What you should do – Scan the lines below for the string "used" and copy every one that has it.

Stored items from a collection
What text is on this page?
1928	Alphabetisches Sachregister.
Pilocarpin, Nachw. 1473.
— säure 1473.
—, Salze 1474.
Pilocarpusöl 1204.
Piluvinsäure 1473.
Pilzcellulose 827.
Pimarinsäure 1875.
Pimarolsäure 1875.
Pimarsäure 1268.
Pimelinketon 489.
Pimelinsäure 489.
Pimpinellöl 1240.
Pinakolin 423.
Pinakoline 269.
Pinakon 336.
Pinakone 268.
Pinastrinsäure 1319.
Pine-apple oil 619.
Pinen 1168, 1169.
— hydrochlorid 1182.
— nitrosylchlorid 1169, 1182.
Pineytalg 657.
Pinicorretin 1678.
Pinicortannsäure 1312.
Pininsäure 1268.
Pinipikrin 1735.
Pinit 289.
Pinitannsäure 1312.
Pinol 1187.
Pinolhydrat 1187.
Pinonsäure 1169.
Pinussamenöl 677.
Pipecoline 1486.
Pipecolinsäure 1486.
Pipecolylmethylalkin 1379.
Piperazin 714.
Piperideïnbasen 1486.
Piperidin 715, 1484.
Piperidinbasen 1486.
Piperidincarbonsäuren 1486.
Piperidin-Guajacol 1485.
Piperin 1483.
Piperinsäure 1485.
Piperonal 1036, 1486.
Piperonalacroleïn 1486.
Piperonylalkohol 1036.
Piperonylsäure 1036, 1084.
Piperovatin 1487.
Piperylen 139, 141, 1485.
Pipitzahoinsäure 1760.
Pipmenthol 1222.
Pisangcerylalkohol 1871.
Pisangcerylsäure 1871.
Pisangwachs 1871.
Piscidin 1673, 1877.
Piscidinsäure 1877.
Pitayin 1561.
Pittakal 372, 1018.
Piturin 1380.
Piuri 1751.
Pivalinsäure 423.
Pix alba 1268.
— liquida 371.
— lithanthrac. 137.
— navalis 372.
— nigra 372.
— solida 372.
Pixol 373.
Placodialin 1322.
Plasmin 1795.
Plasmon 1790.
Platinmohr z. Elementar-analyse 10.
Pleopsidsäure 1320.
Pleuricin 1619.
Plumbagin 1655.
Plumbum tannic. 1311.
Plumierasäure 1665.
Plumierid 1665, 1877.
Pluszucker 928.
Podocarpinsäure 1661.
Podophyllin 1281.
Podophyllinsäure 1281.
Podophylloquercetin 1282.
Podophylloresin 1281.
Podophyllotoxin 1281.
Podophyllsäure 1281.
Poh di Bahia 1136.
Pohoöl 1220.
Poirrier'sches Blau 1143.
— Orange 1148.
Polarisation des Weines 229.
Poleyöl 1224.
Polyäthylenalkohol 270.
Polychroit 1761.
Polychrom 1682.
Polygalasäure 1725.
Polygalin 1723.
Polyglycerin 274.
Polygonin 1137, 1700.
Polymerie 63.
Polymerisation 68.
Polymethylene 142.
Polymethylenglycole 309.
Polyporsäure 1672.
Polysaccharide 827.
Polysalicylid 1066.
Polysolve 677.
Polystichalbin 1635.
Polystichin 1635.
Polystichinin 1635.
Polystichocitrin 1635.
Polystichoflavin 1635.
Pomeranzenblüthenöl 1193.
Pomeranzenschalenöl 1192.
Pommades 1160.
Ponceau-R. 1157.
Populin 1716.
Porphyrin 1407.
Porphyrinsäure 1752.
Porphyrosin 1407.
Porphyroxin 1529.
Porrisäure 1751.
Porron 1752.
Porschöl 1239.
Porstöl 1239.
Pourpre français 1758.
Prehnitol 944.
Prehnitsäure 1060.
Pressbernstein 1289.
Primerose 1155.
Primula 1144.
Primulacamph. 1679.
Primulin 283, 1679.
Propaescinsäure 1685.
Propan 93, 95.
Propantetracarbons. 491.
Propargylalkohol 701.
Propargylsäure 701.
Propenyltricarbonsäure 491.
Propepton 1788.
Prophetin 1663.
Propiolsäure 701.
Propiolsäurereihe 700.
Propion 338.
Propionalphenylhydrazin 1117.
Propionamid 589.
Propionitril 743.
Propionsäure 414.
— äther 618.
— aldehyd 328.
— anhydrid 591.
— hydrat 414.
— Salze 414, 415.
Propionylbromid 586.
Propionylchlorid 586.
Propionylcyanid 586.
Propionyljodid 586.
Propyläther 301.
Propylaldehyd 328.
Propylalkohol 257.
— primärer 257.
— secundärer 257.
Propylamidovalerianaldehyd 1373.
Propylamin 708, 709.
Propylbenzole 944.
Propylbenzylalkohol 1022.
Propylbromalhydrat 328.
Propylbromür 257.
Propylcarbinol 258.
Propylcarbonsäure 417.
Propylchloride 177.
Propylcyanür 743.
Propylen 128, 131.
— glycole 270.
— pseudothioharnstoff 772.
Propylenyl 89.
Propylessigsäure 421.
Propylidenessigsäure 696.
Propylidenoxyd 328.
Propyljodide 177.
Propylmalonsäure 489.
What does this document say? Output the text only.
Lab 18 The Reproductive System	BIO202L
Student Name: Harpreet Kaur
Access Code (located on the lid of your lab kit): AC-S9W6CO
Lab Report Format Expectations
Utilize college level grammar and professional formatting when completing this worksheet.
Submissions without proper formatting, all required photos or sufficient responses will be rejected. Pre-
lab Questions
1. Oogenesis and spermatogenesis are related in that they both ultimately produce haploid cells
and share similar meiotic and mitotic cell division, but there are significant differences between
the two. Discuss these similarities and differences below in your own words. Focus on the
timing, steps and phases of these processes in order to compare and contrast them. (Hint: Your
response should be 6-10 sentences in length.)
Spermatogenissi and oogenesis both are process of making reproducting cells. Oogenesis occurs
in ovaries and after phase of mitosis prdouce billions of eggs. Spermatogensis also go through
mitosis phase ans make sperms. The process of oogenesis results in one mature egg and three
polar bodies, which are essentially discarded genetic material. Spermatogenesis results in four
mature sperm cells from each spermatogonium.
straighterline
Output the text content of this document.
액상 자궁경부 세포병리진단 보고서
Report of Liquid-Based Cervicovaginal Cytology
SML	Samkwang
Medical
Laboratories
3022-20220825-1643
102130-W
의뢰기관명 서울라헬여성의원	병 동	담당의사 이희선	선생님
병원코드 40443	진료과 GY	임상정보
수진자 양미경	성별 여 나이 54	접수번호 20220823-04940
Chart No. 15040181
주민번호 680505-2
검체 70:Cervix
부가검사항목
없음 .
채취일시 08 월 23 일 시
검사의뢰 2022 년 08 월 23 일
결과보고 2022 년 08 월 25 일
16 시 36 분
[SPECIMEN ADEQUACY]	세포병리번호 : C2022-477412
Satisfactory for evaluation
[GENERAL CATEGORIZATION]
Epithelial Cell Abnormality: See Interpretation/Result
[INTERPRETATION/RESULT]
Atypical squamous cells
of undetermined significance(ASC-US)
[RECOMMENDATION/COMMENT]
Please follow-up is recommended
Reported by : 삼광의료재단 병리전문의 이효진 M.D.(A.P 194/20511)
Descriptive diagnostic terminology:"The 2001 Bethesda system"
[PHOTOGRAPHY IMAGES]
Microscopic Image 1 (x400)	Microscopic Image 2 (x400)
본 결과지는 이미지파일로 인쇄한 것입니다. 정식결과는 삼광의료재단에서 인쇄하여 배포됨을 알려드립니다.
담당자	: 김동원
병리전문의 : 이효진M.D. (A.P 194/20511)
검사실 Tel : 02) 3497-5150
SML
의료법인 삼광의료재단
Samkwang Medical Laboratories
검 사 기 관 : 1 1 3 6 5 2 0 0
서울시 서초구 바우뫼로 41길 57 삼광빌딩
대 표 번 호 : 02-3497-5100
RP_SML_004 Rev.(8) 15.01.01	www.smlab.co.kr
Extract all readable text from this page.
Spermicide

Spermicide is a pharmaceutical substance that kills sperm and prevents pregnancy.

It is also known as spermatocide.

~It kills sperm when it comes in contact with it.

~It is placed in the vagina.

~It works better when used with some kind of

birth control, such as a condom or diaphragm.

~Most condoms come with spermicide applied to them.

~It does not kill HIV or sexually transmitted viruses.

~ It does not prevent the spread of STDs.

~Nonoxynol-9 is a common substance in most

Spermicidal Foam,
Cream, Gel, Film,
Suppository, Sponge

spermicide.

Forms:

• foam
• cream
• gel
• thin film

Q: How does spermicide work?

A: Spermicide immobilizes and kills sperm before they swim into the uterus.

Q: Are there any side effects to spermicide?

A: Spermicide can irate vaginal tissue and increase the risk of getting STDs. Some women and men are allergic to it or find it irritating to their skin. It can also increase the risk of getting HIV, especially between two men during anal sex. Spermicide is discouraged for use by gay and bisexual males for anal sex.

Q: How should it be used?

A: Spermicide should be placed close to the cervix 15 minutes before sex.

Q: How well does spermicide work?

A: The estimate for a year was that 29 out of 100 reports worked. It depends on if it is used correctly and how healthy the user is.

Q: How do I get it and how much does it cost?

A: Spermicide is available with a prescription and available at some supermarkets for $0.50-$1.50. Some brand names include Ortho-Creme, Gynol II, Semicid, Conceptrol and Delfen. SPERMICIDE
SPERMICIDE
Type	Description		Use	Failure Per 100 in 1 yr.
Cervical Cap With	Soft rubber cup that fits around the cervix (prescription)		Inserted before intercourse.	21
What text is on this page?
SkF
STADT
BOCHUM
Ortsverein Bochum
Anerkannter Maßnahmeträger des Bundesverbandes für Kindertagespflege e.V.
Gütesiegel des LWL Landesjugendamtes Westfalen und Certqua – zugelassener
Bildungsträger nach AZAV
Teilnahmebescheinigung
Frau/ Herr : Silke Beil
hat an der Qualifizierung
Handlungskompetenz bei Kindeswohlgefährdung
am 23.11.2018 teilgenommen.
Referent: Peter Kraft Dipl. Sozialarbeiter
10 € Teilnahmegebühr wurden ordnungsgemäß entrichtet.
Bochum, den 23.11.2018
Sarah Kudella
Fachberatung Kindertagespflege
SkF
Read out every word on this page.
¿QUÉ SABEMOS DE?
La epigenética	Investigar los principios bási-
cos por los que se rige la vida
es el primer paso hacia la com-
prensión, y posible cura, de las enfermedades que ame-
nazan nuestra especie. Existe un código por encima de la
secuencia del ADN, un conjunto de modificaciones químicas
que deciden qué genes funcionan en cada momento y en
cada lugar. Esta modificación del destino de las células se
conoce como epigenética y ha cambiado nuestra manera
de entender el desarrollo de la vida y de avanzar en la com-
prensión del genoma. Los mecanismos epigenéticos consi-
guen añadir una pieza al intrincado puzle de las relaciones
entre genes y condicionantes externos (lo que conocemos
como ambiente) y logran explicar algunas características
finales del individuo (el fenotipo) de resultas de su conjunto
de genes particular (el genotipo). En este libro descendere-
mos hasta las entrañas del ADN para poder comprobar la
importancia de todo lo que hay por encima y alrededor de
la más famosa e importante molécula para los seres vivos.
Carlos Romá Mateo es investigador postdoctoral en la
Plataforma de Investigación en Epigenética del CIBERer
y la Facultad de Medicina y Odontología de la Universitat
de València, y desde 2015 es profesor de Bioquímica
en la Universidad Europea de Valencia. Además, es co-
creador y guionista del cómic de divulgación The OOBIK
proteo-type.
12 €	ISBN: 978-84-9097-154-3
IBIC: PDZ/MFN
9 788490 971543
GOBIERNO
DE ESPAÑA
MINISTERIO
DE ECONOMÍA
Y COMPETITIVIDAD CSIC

Solution for this task –
~It works better when used with some kind of
Q: How should it be used?
A: The estimate for a year was that 29 out of 100 reports worked. It depends on if it is used correctly and how healthy the user is.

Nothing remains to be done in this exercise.